* PROBLEM DESCRIPTION: Check each line of the records for "РСФСР"; collect those that have it.

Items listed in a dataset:
%%

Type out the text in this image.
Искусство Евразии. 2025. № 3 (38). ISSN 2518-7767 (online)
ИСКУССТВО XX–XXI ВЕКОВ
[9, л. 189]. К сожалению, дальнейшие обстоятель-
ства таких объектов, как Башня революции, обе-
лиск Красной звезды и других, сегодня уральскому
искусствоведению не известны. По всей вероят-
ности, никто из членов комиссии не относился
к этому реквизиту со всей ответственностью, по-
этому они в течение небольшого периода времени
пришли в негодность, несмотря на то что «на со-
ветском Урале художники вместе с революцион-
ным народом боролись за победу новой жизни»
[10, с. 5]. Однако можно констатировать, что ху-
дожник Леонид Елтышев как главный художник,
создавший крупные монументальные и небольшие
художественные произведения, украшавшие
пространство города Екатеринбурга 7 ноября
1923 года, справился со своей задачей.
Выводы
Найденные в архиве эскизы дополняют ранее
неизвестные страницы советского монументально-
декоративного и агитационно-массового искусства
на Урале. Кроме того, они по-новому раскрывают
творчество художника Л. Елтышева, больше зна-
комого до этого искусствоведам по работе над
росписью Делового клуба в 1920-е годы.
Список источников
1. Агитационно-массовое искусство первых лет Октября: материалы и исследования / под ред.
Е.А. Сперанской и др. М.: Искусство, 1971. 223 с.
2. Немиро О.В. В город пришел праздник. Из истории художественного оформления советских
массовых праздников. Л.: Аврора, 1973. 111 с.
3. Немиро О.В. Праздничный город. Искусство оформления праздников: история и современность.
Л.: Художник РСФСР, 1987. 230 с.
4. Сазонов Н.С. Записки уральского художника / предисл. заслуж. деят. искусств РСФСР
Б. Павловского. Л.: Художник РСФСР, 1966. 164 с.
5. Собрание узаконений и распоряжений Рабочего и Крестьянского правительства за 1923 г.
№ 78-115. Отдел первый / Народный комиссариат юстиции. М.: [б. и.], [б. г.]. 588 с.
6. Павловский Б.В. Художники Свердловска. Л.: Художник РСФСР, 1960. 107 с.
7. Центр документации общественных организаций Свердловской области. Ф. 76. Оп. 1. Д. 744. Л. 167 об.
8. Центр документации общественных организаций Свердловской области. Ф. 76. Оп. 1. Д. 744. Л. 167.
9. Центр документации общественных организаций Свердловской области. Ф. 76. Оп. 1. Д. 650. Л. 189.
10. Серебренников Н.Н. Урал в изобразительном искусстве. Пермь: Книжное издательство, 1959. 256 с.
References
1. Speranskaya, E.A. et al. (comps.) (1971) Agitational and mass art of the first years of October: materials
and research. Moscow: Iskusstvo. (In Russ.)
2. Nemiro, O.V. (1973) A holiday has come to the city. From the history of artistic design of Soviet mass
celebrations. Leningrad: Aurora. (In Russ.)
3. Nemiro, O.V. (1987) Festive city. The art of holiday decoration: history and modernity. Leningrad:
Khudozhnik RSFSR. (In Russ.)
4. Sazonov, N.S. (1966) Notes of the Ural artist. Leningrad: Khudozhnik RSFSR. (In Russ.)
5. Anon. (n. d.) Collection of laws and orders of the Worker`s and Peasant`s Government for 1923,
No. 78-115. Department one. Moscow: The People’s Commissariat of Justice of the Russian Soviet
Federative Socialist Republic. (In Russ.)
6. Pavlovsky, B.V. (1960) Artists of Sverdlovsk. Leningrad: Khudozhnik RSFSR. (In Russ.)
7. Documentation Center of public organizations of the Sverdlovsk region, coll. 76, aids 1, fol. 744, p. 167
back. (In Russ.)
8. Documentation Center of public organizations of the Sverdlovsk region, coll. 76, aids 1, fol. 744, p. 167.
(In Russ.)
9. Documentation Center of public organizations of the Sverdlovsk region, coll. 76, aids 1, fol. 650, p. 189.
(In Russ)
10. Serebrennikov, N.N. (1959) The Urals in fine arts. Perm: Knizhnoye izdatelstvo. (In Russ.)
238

%%

* COMPLETE ANSWER:
Л.: Художник РСФСР, 1987. 230 с.
4. Сазонов Н.С. Записки уральского художника / предисл. заслуж. деят. искусств РСФСР
Б. Павловского. Л.: Художник РСФСР, 1966. 164 с.
6. Павловский Б.В. Художники Свердловска. Л.: Художник РСФСР, 1960. 107 с.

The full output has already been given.